-- EXERCISE AIM --
Please convert the material below into a JSON array of strings, with each line as its own string and blank lines dropped. Leave the picture lines out of the array.
··· SUPPLIED RECORDS
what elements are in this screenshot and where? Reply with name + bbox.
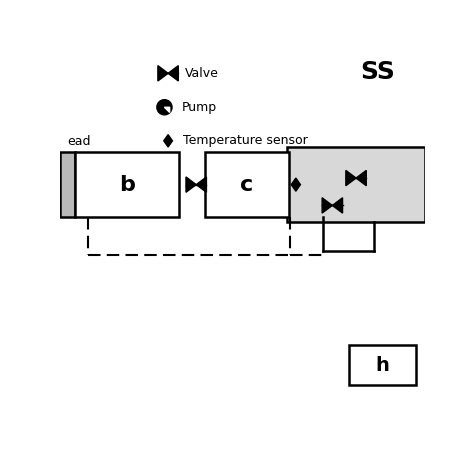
Text: Pump: Pump <box>182 101 217 114</box>
Circle shape <box>157 100 172 115</box>
Polygon shape <box>322 198 332 213</box>
Text: c: c <box>240 174 253 195</box>
Text: Temperature sensor: Temperature sensor <box>182 134 308 147</box>
Text: SS: SS <box>361 60 395 84</box>
Polygon shape <box>164 135 173 147</box>
Bar <box>61 152 75 218</box>
Bar <box>287 147 425 222</box>
Text: Valve: Valve <box>184 67 219 80</box>
Text: ead: ead <box>67 135 91 148</box>
Text: h: h <box>375 356 390 375</box>
Polygon shape <box>186 177 196 192</box>
Bar <box>349 345 416 385</box>
Polygon shape <box>356 170 366 186</box>
Polygon shape <box>158 65 168 81</box>
Text: b: b <box>119 174 135 195</box>
Polygon shape <box>291 178 301 191</box>
Polygon shape <box>196 177 206 192</box>
Bar <box>205 152 289 218</box>
Bar <box>75 152 179 218</box>
Polygon shape <box>168 65 178 81</box>
Polygon shape <box>164 107 170 112</box>
Polygon shape <box>346 170 356 186</box>
Polygon shape <box>332 198 343 213</box>
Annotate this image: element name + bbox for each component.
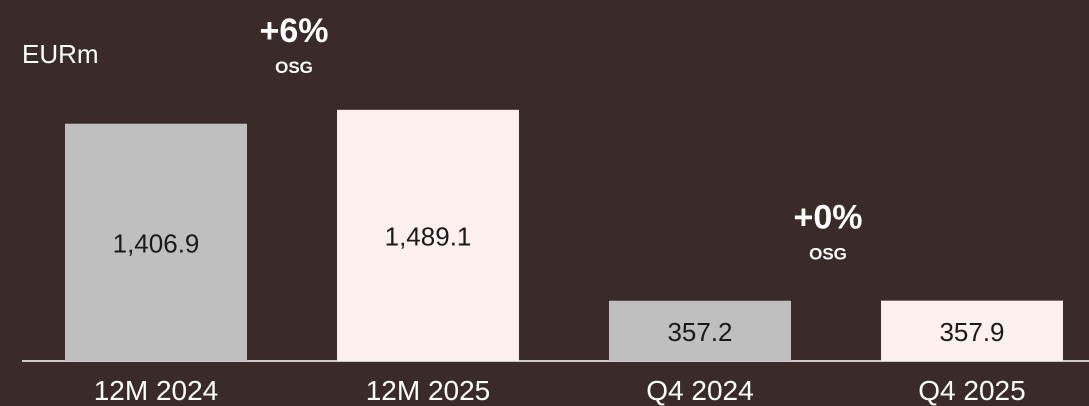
bar-12m-2024 [65, 123, 247, 361]
category-label: 12M 2025 [366, 375, 491, 406]
growth-value-annotation: +0% [794, 199, 863, 237]
category-label: Q4 2024 [646, 375, 753, 406]
value-label: 357.2 [667, 317, 732, 347]
bar-q4-2025 [881, 300, 1063, 361]
value-label: 1,406.9 [113, 228, 200, 258]
growth-label-annotation: OSG [809, 245, 847, 264]
category-label: Q4 2025 [918, 375, 1025, 406]
value-label: 357.9 [939, 317, 1004, 347]
bar-12m-2025 [337, 109, 519, 361]
unit-label: EURm [22, 39, 99, 69]
category-label: 12M 2024 [94, 375, 219, 406]
annotations-layer: +6% OSG +0% OSG [260, 12, 863, 264]
value-label: 1,489.1 [385, 221, 472, 251]
bar-q4-2024 [609, 300, 791, 361]
growth-label-annotation: OSG [275, 58, 313, 77]
growth-value-annotation: +6% [260, 12, 329, 50]
bars-layer [65, 109, 1063, 361]
labels-layer: 1,406.9 12M 2024 1,489.1 12M 2025 357.2 Q4 20… [94, 221, 1026, 406]
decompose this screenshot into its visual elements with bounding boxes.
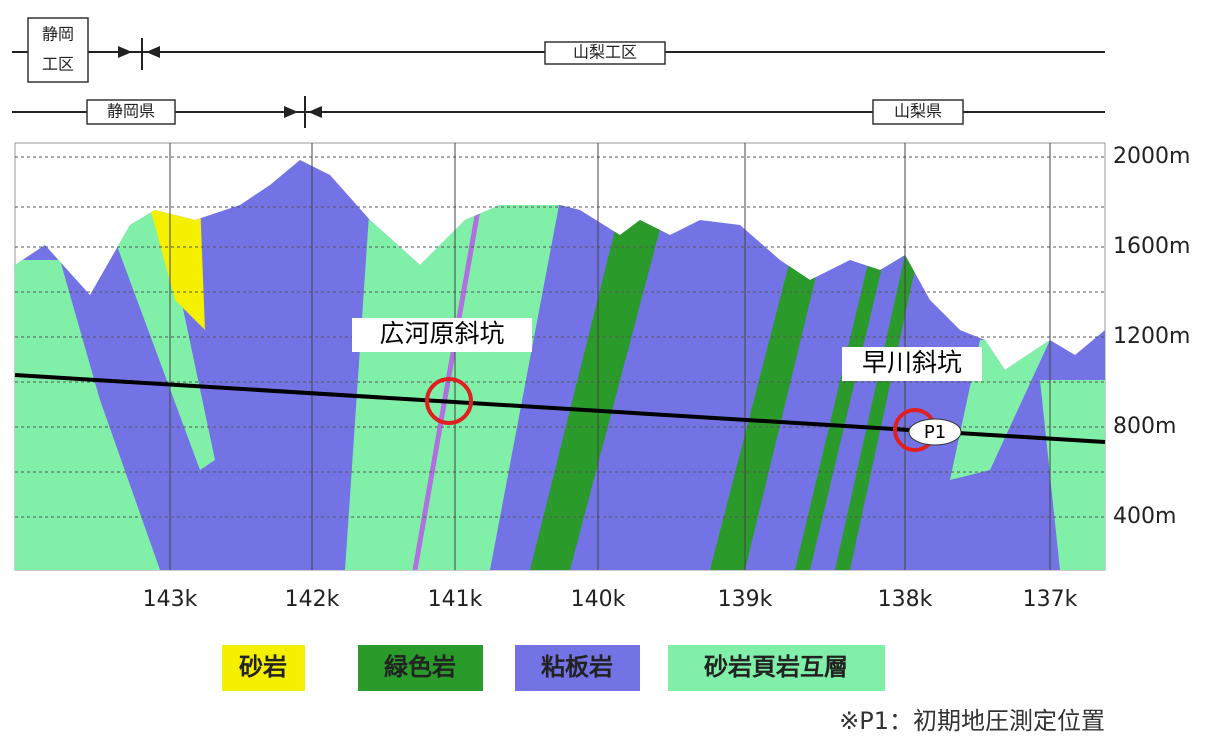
legend-item: 緑色岩 bbox=[384, 653, 456, 681]
pref-label: 山梨県 bbox=[894, 102, 942, 121]
note: ※P1：初期地圧測定位置 bbox=[839, 707, 1105, 735]
point-label: P1 bbox=[924, 422, 946, 443]
legend-item: 砂岩 bbox=[239, 653, 287, 681]
cross-section: P1 広河原斜坑 早川斜坑 bbox=[14, 142, 1106, 571]
legend-item: 粘板岩 bbox=[541, 653, 613, 681]
elevation-tick: 800m bbox=[1113, 414, 1176, 439]
elevation-tick: 2000m bbox=[1113, 144, 1190, 169]
legend-item: 砂岩頁岩互層 bbox=[704, 653, 848, 681]
legend: 砂岩 緑色岩 粘板岩 砂岩頁岩互層 bbox=[222, 645, 885, 691]
pref-label: 静岡県 bbox=[107, 102, 155, 121]
shaft-label: 広河原斜坑 bbox=[379, 319, 504, 348]
distance-tick: 141k bbox=[428, 587, 483, 612]
elevation-tick: 1600m bbox=[1113, 234, 1190, 259]
distance-tick: 143k bbox=[143, 587, 198, 612]
distance-tick: 140k bbox=[571, 587, 626, 612]
section-label: 工区 bbox=[42, 55, 74, 74]
section-label: 静岡 bbox=[42, 25, 74, 44]
distance-axis: 143k 142k 141k 140k 139k 138k 137k bbox=[143, 587, 1078, 612]
distance-tick: 142k bbox=[285, 587, 340, 612]
distance-tick: 139k bbox=[718, 587, 773, 612]
distance-tick: 137k bbox=[1023, 587, 1078, 612]
section-label: 山梨工区 bbox=[573, 43, 637, 62]
distance-tick: 138k bbox=[878, 587, 933, 612]
elevation-axis: 2000m 1600m 1200m 800m 400m bbox=[1113, 144, 1190, 529]
elevation-tick: 1200m bbox=[1113, 324, 1190, 349]
shaft-label: 早川斜坑 bbox=[862, 348, 962, 377]
elevation-tick: 400m bbox=[1113, 504, 1176, 529]
header: 静岡 工区 山梨工区 静岡県 山梨県 bbox=[12, 17, 1105, 128]
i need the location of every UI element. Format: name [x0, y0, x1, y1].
······
-- RESPONSE TO THIS EXERCISE --
[
  "what elements are in this screenshot and where? Reply with name + bbox.",
  "Text: Pump: Pump <box>182 101 217 114</box>",
  "Circle shape <box>157 100 172 115</box>",
  "Polygon shape <box>322 198 332 213</box>",
  "Text: c: c <box>240 174 253 195</box>",
  "Text: Temperature sensor: Temperature sensor <box>182 134 308 147</box>",
  "Text: SS: SS <box>361 60 395 84</box>",
  "Polygon shape <box>164 135 173 147</box>",
  "Bar <box>61 152 75 218</box>",
  "Bar <box>287 147 425 222</box>",
  "Text: Valve: Valve <box>184 67 219 80</box>",
  "Text: ead: ead <box>67 135 91 148</box>",
  "Text: h: h <box>375 356 390 375</box>",
  "Polygon shape <box>186 177 196 192</box>",
  "Bar <box>349 345 416 385</box>",
  "Polygon shape <box>356 170 366 186</box>",
  "Polygon shape <box>158 65 168 81</box>",
  "Text: b: b <box>119 174 135 195</box>",
  "Polygon shape <box>291 178 301 191</box>",
  "Polygon shape <box>196 177 206 192</box>",
  "Bar <box>205 152 289 218</box>",
  "Bar <box>75 152 179 218</box>",
  "Polygon shape <box>168 65 178 81</box>",
  "Polygon shape <box>164 107 170 112</box>",
  "Polygon shape <box>346 170 356 186</box>",
  "Polygon shape <box>332 198 343 213</box>",
  "Annotate this image: element name + bbox for each component.",
  "bar-12m-2024 [65, 123, 247, 361]",
  "category-label: 12M 2025 [366, 375, 491, 406]",
  "growth-value-annotation: +0% [794, 199, 863, 237]",
  "category-label: Q4 2024 [646, 375, 753, 406]",
  "value-label: 357.2 [667, 317, 732, 347]",
  "bar-q4-2025 [881, 300, 1063, 361]",
  "value-label: 1,406.9 [113, 228, 200, 258]",
  "growth-label-annotation: OSG [809, 245, 847, 264]",
  "category-label: Q4 2025 [918, 375, 1025, 406]",
  "value-label: 357.9 [939, 317, 1004, 347]",
  "bar-12m-2025 [337, 109, 519, 361]",
  "unit-label: EURm [22, 39, 99, 69]",
  "category-label: 12M 2024 [94, 375, 219, 406]",
  "annotations-layer: +6% OSG +0% OSG [260, 12, 863, 264]",
  "value-label: 1,489.1 [385, 221, 472, 251]",
  "bar-q4-2024 [609, 300, 791, 361]",
  "growth-label-annotation: OSG [275, 58, 313, 77]",
  "growth-value-annotation: +6% [260, 12, 329, 50]",
  "bars-layer [65, 109, 1063, 361]",
  "labels-layer: 1,406.9 12M 2024 1,489.1 12M 2025 357.2 Q4 20… [94, 221, 1026, 406]",
  "decompose this screenshot into its visual elements with bounding boxes.",
  "legend-item: 緑色岩 bbox=[384, 653, 456, 681]",
  "pref-label: 山梨県 bbox=[894, 102, 942, 121]",
  "note: ※P1：初期地圧測定位置 bbox=[839, 707, 1105, 735]",
  "point-label: P1 bbox=[924, 422, 946, 443]",
  "legend-item: 砂岩 bbox=[239, 653, 287, 681]",
  "cross-section: P1 広河原斜坑 早川斜坑 bbox=[14, 142, 1106, 571]",
  "legend-item: 粘板岩 bbox=[541, 653, 613, 681]",
  "elevation-tick: 800m bbox=[1113, 414, 1176, 439]",
  "elevation-tick: 2000m bbox=[1113, 144, 1190, 169]",
  "legend-item: 砂岩頁岩互層 bbox=[704, 653, 848, 681]",
  "legend: 砂岩 緑色岩 粘板岩 砂岩頁岩互層 bbox=[222, 645, 885, 691]",
  "pref-label: 静岡県 bbox=[107, 102, 155, 121]",
  "shaft-label: 広河原斜坑 bbox=[379, 319, 504, 348]",
  "distance-tick: 141k bbox=[428, 587, 483, 612]",
  "elevation-tick: 1600m bbox=[1113, 234, 1190, 259]",
  "distance-tick: 143k bbox=[143, 587, 198, 612]",
  "distance-tick: 140k bbox=[571, 587, 626, 612]",
  "section-label: 工区 bbox=[42, 55, 74, 74]",
  "section-label: 静岡 bbox=[42, 25, 74, 44]",
  "distance-axis: 143k 142k 141k 140k 139k 138k 137k bbox=[143, 587, 1078, 612]",
  "distance-tick: 142k bbox=[285, 587, 340, 612]",
  "distance-tick: 139k bbox=[718, 587, 773, 612]",
  "distance-tick: 137k bbox=[1023, 587, 1078, 612]",
  "section-label: 山梨工区 bbox=[573, 43, 637, 62]",
  "distance-tick: 138k bbox=[878, 587, 933, 612]",
  "elevation-axis: 2000m 1600m 1200m 800m 400m bbox=[1113, 144, 1190, 529]",
  "elevation-tick: 1200m bbox=[1113, 324, 1190, 349]",
  "shaft-label: 早川斜坑 bbox=[862, 348, 962, 377]",
  "elevation-tick: 400m bbox=[1113, 504, 1176, 529]",
  "header: 静岡 工区 山梨工区 静岡県 山梨県 bbox=[12, 17, 1105, 128]",
  "i need the location of every UI element. Format: name [x0, y0, x1, y1]."
]